Stored data entries:
** Begin **
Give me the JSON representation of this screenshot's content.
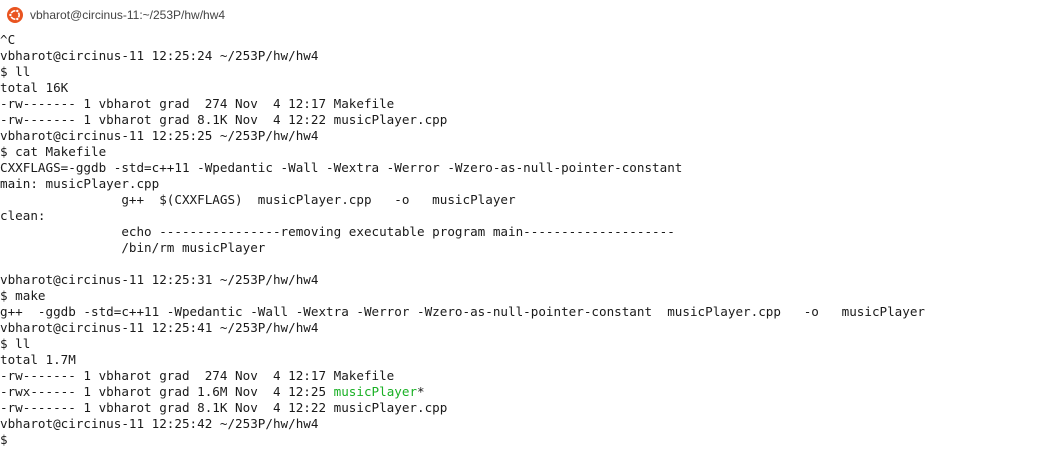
{
  "window": {
    "title": "vbharot@circinus-11:~/253P/hw/hw4",
    "icon": "ubuntu-icon",
    "accent_color": "#e95420"
  },
  "terminal": {
    "text_color": "#1a1a1a",
    "executable_color": "#19b024",
    "lines": [
      "^C",
      "vbharot@circinus-11 12:25:24 ~/253P/hw/hw4",
      "$ ll",
      "total 16K",
      "-rw------- 1 vbharot grad  274 Nov  4 12:17 Makefile",
      "-rw------- 1 vbharot grad 8.1K Nov  4 12:22 musicPlayer.cpp",
      "vbharot@circinus-11 12:25:25 ~/253P/hw/hw4",
      "$ cat Makefile",
      "CXXFLAGS=-ggdb -std=c++11 -Wpedantic -Wall -Wextra -Werror -Wzero-as-null-pointer-constant",
      "main: musicPlayer.cpp",
      "                g++  $(CXXFLAGS)  musicPlayer.cpp   -o   musicPlayer",
      "clean:",
      "                echo ----------------removing executable program main--------------------",
      "                /bin/rm musicPlayer",
      "",
      "vbharot@circinus-11 12:25:31 ~/253P/hw/hw4",
      "$ make",
      "g++  -ggdb -std=c++11 -Wpedantic -Wall -Wextra -Werror -Wzero-as-null-pointer-constant  musicPlayer.cpp   -o   musicPlayer",
      "vbharot@circinus-11 12:25:41 ~/253P/hw/hw4",
      "$ ll",
      "total 1.7M",
      "-rw------- 1 vbharot grad  274 Nov  4 12:17 Makefile",
      {
        "prefix": "-rwx------ 1 vbharot grad 1.6M Nov  4 12:25 ",
        "name": "musicPlayer",
        "suffix": "*"
      },
      "-rw------- 1 vbharot grad 8.1K Nov  4 12:22 musicPlayer.cpp",
      "vbharot@circinus-11 12:25:42 ~/253P/hw/hw4",
      "$"
    ]
  }
}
** End **
GOAL:
Transcribe every entry above exactly. Omit all pictures.

ANSWER TO THE TASK:
Give me the JSON representation of this screenshot's content.
{
  "window": {
    "title": "vbharot@circinus-11:~/253P/hw/hw4",
    "icon": "ubuntu-icon",
    "accent_color": "#e95420"
  },
  "terminal": {
    "text_color": "#1a1a1a",
    "executable_color": "#19b024",
    "lines": [
      "^C",
      "vbharot@circinus-11 12:25:24 ~/253P/hw/hw4",
      "$ ll",
      "total 16K",
      "-rw------- 1 vbharot grad  274 Nov  4 12:17 Makefile",
      "-rw------- 1 vbharot grad 8.1K Nov  4 12:22 musicPlayer.cpp",
      "vbharot@circinus-11 12:25:25 ~/253P/hw/hw4",
      "$ cat Makefile",
      "CXXFLAGS=-ggdb -std=c++11 -Wpedantic -Wall -Wextra -Werror -Wzero-as-null-pointer-constant",
      "main: musicPlayer.cpp",
      "                g++  $(CXXFLAGS)  musicPlayer.cpp   -o   musicPlayer",
      "clean:",
      "                echo ----------------removing executable program main--------------------",
      "                /bin/rm musicPlayer",
      "",
      "vbharot@circinus-11 12:25:31 ~/253P/hw/hw4",
      "$ make",
      "g++  -ggdb -std=c++11 -Wpedantic -Wall -Wextra -Werror -Wzero-as-null-pointer-constant  musicPlayer.cpp   -o   musicPlayer",
      "vbharot@circinus-11 12:25:41 ~/253P/hw/hw4",
      "$ ll",
      "total 1.7M",
      "-rw------- 1 vbharot grad  274 Nov  4 12:17 Makefile",
      {
        "prefix": "-rwx------ 1 vbharot grad 1.6M Nov  4 12:25 ",
        "name": "musicPlayer",
        "suffix": "*"
      },
      "-rw------- 1 vbharot grad 8.1K Nov  4 12:22 musicPlayer.cpp",
      "vbharot@circinus-11 12:25:42 ~/253P/hw/hw4",
      "$"
    ]
  }
}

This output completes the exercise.